--- THE INPUT ---

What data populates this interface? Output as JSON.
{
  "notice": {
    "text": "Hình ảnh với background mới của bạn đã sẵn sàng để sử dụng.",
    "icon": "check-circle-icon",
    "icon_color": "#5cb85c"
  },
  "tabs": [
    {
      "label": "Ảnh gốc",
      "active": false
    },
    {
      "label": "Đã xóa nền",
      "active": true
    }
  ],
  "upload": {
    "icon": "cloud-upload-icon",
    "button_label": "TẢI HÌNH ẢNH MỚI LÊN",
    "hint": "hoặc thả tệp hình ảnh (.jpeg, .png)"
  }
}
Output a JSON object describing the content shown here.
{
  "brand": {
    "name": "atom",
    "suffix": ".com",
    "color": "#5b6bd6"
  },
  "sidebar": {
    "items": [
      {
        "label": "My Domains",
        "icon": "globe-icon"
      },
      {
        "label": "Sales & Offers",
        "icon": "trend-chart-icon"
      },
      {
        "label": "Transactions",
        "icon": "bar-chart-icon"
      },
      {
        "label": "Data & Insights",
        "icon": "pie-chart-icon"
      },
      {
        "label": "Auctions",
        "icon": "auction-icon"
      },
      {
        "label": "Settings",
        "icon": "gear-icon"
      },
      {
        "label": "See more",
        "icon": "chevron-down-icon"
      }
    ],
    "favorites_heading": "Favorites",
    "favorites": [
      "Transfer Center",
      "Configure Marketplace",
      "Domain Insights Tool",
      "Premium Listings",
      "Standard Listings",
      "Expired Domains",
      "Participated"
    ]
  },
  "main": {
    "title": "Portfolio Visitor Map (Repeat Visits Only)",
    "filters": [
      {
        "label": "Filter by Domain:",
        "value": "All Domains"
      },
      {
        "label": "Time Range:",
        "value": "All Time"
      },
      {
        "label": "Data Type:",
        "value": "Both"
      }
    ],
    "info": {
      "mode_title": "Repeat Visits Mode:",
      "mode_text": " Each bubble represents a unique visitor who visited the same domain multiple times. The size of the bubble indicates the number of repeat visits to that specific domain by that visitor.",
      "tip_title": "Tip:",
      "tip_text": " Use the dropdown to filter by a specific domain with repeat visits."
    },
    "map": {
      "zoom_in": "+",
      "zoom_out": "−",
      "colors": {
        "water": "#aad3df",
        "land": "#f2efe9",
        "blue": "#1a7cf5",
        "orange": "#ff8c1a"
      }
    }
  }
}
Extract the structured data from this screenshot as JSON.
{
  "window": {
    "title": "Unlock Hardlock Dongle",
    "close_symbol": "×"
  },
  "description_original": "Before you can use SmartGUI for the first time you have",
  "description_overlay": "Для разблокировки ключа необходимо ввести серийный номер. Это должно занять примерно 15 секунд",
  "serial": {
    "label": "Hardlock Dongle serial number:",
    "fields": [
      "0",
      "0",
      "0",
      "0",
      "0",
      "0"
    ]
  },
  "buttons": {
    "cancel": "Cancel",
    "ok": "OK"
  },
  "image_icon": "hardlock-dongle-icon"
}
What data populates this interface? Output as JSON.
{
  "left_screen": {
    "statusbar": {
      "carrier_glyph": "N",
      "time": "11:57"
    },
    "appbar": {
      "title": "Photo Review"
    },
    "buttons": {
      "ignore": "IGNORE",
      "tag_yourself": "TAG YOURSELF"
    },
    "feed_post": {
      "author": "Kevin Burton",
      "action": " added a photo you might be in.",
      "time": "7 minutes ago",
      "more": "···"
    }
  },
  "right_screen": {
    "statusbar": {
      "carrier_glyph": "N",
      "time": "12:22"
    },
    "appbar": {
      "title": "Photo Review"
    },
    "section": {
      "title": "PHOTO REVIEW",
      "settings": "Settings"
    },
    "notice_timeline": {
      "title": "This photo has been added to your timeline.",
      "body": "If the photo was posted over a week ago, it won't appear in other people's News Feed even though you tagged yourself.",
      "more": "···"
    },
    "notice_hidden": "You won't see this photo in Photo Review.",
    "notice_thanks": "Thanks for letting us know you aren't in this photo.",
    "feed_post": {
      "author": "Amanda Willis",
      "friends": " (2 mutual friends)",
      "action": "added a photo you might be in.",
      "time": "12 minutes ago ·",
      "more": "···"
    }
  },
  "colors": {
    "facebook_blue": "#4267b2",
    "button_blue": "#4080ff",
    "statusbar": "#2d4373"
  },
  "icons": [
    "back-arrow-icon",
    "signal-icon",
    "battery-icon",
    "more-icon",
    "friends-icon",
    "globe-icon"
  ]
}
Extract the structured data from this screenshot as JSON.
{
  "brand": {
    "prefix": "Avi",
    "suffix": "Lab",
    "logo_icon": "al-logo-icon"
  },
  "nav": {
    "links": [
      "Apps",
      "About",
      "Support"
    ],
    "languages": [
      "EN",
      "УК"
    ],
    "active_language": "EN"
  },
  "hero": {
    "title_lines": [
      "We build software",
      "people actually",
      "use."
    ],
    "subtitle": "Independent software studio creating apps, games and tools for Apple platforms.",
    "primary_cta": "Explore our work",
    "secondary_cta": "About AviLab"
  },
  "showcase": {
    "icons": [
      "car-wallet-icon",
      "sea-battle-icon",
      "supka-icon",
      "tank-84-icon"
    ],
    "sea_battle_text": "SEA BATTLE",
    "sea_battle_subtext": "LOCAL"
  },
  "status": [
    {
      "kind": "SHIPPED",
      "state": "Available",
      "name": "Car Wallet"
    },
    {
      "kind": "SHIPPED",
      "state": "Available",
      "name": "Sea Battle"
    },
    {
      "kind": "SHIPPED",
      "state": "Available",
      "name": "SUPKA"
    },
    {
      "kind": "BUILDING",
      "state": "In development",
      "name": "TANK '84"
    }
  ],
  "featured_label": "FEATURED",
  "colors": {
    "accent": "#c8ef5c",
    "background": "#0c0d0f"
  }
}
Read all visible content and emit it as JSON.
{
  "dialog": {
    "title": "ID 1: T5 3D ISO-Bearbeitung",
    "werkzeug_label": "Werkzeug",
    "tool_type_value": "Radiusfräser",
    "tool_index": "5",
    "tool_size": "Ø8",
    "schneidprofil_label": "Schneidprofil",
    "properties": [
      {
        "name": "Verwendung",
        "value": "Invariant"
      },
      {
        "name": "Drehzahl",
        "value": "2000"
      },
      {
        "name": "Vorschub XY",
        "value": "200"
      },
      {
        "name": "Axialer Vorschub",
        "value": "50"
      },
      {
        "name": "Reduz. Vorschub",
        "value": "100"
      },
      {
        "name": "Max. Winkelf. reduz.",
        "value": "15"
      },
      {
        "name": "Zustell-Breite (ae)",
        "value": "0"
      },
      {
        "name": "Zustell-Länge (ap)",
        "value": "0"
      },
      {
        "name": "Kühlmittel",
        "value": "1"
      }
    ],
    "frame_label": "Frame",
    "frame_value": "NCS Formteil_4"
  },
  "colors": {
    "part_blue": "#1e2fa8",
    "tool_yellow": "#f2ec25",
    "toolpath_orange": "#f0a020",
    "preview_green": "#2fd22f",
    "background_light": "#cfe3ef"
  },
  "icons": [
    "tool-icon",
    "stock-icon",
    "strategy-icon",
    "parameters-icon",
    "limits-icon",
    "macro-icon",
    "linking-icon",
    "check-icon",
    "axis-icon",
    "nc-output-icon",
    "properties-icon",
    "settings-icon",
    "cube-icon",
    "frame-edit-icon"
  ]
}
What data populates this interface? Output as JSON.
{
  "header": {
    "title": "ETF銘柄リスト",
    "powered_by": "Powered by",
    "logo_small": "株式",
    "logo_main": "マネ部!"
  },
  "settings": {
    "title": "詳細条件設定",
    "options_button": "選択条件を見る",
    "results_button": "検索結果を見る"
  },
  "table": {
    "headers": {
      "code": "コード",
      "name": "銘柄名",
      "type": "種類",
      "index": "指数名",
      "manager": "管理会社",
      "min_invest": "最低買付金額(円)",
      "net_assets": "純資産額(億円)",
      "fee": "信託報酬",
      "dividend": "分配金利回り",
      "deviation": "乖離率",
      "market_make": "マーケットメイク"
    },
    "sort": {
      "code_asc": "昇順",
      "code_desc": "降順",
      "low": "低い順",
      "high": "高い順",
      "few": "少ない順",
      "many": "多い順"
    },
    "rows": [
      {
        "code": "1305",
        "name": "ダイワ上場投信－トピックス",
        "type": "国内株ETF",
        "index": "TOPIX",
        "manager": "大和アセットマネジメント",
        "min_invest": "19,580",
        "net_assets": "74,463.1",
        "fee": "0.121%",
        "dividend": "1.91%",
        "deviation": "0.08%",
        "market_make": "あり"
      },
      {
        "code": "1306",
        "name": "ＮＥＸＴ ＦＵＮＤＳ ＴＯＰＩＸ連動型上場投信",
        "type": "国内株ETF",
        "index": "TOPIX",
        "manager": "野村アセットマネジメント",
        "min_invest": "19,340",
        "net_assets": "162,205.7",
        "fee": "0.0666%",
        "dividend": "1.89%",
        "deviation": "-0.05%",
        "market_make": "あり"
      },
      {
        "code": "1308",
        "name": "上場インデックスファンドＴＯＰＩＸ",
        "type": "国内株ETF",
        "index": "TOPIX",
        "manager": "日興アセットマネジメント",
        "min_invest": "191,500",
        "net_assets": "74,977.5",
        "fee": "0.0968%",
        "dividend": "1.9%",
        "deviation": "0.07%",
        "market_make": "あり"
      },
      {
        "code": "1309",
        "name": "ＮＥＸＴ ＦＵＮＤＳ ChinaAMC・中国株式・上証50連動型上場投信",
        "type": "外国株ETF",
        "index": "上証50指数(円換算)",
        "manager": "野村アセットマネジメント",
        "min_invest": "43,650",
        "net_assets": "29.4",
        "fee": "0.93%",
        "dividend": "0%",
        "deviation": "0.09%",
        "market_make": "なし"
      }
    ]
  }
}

---

§ **PROMPT**
Determine how many lines of the listing above hold the word "added". Report that number without anything else.

§ **SOLVED EXERCISE**
3